* [Problem to work on] Extract all of the entries and set them down verbatim.

* [Data provided]
--------------------------------------------------

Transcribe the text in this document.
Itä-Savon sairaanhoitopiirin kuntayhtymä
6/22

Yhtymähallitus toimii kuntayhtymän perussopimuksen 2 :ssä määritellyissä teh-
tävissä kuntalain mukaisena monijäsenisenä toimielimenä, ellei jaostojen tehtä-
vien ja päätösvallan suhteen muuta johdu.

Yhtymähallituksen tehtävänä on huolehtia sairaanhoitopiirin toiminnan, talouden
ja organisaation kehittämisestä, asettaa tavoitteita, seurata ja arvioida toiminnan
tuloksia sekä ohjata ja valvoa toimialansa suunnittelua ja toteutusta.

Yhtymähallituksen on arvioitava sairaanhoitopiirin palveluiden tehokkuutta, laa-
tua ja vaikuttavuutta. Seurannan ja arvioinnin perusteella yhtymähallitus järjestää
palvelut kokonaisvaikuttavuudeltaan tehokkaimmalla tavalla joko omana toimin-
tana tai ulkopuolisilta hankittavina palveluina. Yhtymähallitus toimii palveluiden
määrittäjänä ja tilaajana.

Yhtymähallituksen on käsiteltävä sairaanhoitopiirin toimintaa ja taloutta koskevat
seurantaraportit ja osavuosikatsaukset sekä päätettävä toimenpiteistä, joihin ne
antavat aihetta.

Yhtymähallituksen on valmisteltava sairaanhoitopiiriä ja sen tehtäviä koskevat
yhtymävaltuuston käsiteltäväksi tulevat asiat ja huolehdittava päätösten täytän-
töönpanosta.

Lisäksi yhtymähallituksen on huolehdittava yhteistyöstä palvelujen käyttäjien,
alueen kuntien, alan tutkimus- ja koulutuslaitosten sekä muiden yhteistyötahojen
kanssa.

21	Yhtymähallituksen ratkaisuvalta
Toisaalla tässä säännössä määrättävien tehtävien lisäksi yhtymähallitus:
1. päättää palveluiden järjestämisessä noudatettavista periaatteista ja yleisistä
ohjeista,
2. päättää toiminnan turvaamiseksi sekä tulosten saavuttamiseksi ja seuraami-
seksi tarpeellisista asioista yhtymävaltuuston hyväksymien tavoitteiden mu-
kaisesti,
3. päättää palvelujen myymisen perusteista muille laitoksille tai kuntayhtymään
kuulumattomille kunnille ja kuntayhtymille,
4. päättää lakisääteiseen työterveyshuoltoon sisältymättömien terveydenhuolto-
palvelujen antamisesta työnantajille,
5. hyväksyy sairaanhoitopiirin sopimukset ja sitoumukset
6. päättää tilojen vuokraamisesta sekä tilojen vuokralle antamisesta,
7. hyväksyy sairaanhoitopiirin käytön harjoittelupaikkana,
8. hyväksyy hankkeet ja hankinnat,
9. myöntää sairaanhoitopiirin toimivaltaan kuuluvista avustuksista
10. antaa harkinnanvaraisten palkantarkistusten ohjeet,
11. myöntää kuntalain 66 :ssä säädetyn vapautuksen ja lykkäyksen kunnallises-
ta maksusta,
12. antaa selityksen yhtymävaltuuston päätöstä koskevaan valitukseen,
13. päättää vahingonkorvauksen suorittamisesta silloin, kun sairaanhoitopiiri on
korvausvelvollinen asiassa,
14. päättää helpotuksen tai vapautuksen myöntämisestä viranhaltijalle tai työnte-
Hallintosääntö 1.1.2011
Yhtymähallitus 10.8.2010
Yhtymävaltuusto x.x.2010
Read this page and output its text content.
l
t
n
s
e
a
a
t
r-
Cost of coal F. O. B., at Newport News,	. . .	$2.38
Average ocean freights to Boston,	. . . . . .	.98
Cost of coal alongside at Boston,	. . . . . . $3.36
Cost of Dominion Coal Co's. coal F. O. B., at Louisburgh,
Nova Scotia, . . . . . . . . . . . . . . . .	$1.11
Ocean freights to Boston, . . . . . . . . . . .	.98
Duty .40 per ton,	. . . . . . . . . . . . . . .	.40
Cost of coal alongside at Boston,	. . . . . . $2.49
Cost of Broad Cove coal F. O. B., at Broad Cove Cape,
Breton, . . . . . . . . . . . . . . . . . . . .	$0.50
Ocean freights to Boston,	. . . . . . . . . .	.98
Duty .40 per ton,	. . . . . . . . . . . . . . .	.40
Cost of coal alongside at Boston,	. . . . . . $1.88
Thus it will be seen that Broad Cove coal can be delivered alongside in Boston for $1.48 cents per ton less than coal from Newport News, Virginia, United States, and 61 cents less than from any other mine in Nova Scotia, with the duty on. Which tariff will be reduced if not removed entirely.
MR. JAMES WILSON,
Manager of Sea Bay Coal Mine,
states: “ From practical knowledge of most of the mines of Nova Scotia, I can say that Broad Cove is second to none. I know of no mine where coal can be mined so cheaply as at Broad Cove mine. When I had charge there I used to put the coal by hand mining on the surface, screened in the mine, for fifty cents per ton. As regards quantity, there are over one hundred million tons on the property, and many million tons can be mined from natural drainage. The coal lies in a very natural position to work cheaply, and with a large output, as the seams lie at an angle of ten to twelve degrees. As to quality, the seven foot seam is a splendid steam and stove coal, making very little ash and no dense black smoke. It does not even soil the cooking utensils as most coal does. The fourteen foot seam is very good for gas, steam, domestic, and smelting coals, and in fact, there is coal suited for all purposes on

--------------------------------------------------

* [Response to the task]
Transcribe the text in this document.
Itä-Savon sairaanhoitopiirin kuntayhtymä
6/22

Yhtymähallitus toimii kuntayhtymän perussopimuksen 2 :ssä määritellyissä teh-
tävissä kuntalain mukaisena monijäsenisenä toimielimenä, ellei jaostojen tehtä-
vien ja päätösvallan suhteen muuta johdu.

Yhtymähallituksen tehtävänä on huolehtia sairaanhoitopiirin toiminnan, talouden
ja organisaation kehittämisestä, asettaa tavoitteita, seurata ja arvioida toiminnan
tuloksia sekä ohjata ja valvoa toimialansa suunnittelua ja toteutusta.

Yhtymähallituksen on arvioitava sairaanhoitopiirin palveluiden tehokkuutta, laa-
tua ja vaikuttavuutta. Seurannan ja arvioinnin perusteella yhtymähallitus järjestää
palvelut kokonaisvaikuttavuudeltaan tehokkaimmalla tavalla joko omana toimin-
tana tai ulkopuolisilta hankittavina palveluina. Yhtymähallitus toimii palveluiden
määrittäjänä ja tilaajana.

Yhtymähallituksen on käsiteltävä sairaanhoitopiirin toimintaa ja taloutta koskevat
seurantaraportit ja osavuosikatsaukset sekä päätettävä toimenpiteistä, joihin ne
antavat aihetta.

Yhtymähallituksen on valmisteltava sairaanhoitopiiriä ja sen tehtäviä koskevat
yhtymävaltuuston käsiteltäväksi tulevat asiat ja huolehdittava päätösten täytän-
töönpanosta.

Lisäksi yhtymähallituksen on huolehdittava yhteistyöstä palvelujen käyttäjien,
alueen kuntien, alan tutkimus- ja koulutuslaitosten sekä muiden yhteistyötahojen
kanssa.

21	Yhtymähallituksen ratkaisuvalta
Toisaalla tässä säännössä määrättävien tehtävien lisäksi yhtymähallitus:
1. päättää palveluiden järjestämisessä noudatettavista periaatteista ja yleisistä
ohjeista,
2. päättää toiminnan turvaamiseksi sekä tulosten saavuttamiseksi ja seuraami-
seksi tarpeellisista asioista yhtymävaltuuston hyväksymien tavoitteiden mu-
kaisesti,
3. päättää palvelujen myymisen perusteista muille laitoksille tai kuntayhtymään
kuulumattomille kunnille ja kuntayhtymille,
4. päättää lakisääteiseen työterveyshuoltoon sisältymättömien terveydenhuolto-
palvelujen antamisesta työnantajille,
5. hyväksyy sairaanhoitopiirin sopimukset ja sitoumukset
6. päättää tilojen vuokraamisesta sekä tilojen vuokralle antamisesta,
7. hyväksyy sairaanhoitopiirin käytön harjoittelupaikkana,
8. hyväksyy hankkeet ja hankinnat,
9. myöntää sairaanhoitopiirin toimivaltaan kuuluvista avustuksista
10. antaa harkinnanvaraisten palkantarkistusten ohjeet,
11. myöntää kuntalain 66 :ssä säädetyn vapautuksen ja lykkäyksen kunnallises-
ta maksusta,
12. antaa selityksen yhtymävaltuuston päätöstä koskevaan valitukseen,
13. päättää vahingonkorvauksen suorittamisesta silloin, kun sairaanhoitopiiri on
korvausvelvollinen asiassa,
14. päättää helpotuksen tai vapautuksen myöntämisestä viranhaltijalle tai työnte-
Hallintosääntö 1.1.2011
Yhtymähallitus 10.8.2010
Yhtymävaltuusto x.x.2010
Read this page and output its text content.
l
t
n
s
e
a
a
t
r-
Cost of coal F. O. B., at Newport News,	. . .	$2.38
Average ocean freights to Boston,	. . . . . .	.98
Cost of coal alongside at Boston,	. . . . . . $3.36
Cost of Dominion Coal Co's. coal F. O. B., at Louisburgh,
Nova Scotia, . . . . . . . . . . . . . . . .	$1.11
Ocean freights to Boston, . . . . . . . . . . .	.98
Duty .40 per ton,	. . . . . . . . . . . . . . .	.40
Cost of coal alongside at Boston,	. . . . . . $2.49
Cost of Broad Cove coal F. O. B., at Broad Cove Cape,
Breton, . . . . . . . . . . . . . . . . . . . .	$0.50
Ocean freights to Boston,	. . . . . . . . . .	.98
Duty .40 per ton,	. . . . . . . . . . . . . . .	.40
Cost of coal alongside at Boston,	. . . . . . $1.88
Thus it will be seen that Broad Cove coal can be delivered alongside in Boston for $1.48 cents per ton less than coal from Newport News, Virginia, United States, and 61 cents less than from any other mine in Nova Scotia, with the duty on. Which tariff will be reduced if not removed entirely.
MR. JAMES WILSON,
Manager of Sea Bay Coal Mine,
states: “ From practical knowledge of most of the mines of Nova Scotia, I can say that Broad Cove is second to none. I know of no mine where coal can be mined so cheaply as at Broad Cove mine. When I had charge there I used to put the coal by hand mining on the surface, screened in the mine, for fifty cents per ton. As regards quantity, there are over one hundred million tons on the property, and many million tons can be mined from natural drainage. The coal lies in a very natural position to work cheaply, and with a large output, as the seams lie at an angle of ten to twelve degrees. As to quality, the seven foot seam is a splendid steam and stove coal, making very little ash and no dense black smoke. It does not even soil the cooking utensils as most coal does. The fourteen foot seam is very good for gas, steam, domestic, and smelting coals, and in fact, there is coal suited for all purposes on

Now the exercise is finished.